Stored records
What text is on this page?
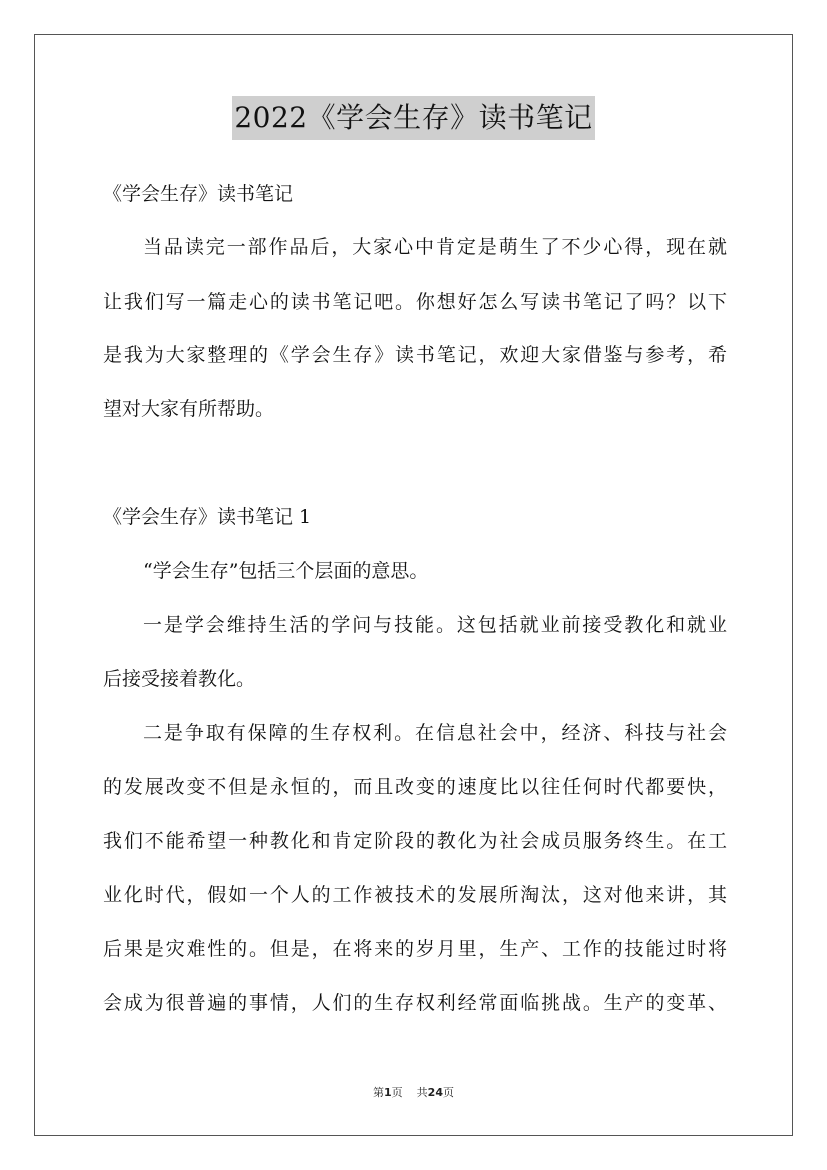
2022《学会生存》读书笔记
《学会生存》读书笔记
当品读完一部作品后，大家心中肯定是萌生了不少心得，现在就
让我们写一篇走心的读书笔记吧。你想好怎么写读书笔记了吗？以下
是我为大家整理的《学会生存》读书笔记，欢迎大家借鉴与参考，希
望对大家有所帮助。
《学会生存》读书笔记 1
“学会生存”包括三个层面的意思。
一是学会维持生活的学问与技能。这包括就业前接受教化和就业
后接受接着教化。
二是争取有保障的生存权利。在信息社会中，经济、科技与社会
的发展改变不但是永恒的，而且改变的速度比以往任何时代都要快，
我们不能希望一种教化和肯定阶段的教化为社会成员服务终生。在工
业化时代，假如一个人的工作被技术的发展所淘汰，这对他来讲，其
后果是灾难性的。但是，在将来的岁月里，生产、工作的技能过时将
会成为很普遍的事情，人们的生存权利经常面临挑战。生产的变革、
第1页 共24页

- **WHAT YOU WILL DO**:
Collect the lines of the records that include the string "学会生存".

- **OUTPUT OF THE TASK**:
2022《学会生存》读书笔记
《学会生存》读书笔记
是我为大家整理的《学会生存》读书笔记，欢迎大家借鉴与参考，希
《学会生存》读书笔记 1
“学会生存”包括三个层面的意思。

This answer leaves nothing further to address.